# EXERCISE AIM
Go through the records and copy each line where the word "this" occurs.

# SOURCE RECORDS
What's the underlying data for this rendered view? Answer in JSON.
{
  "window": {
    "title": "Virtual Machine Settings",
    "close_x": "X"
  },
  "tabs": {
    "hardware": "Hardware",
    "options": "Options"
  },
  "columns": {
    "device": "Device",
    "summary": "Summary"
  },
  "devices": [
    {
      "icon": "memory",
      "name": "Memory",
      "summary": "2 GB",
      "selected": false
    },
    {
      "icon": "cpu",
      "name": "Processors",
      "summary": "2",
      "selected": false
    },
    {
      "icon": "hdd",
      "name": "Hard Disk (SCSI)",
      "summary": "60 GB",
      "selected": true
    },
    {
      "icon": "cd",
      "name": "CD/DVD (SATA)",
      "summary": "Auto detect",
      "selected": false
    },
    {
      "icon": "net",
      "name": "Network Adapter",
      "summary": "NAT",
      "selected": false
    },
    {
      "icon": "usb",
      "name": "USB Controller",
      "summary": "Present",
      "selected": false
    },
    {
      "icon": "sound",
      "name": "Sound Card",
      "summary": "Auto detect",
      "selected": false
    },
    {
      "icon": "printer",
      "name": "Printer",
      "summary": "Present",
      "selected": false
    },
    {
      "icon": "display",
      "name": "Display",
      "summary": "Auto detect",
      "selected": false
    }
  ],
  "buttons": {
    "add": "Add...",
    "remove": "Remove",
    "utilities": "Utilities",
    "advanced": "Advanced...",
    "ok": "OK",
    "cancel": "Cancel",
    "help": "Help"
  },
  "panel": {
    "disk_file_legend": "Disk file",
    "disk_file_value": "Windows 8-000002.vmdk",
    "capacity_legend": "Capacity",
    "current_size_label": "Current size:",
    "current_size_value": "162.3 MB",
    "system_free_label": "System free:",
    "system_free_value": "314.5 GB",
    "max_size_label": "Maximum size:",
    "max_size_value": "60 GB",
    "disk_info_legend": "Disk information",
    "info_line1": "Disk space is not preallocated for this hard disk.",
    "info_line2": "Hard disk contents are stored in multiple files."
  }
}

# EXERCISE RESULT
What's the underlying data for this rendered view? Answer in JSON.
    "info_line1": "Disk space is not preallocated for this hard disk.",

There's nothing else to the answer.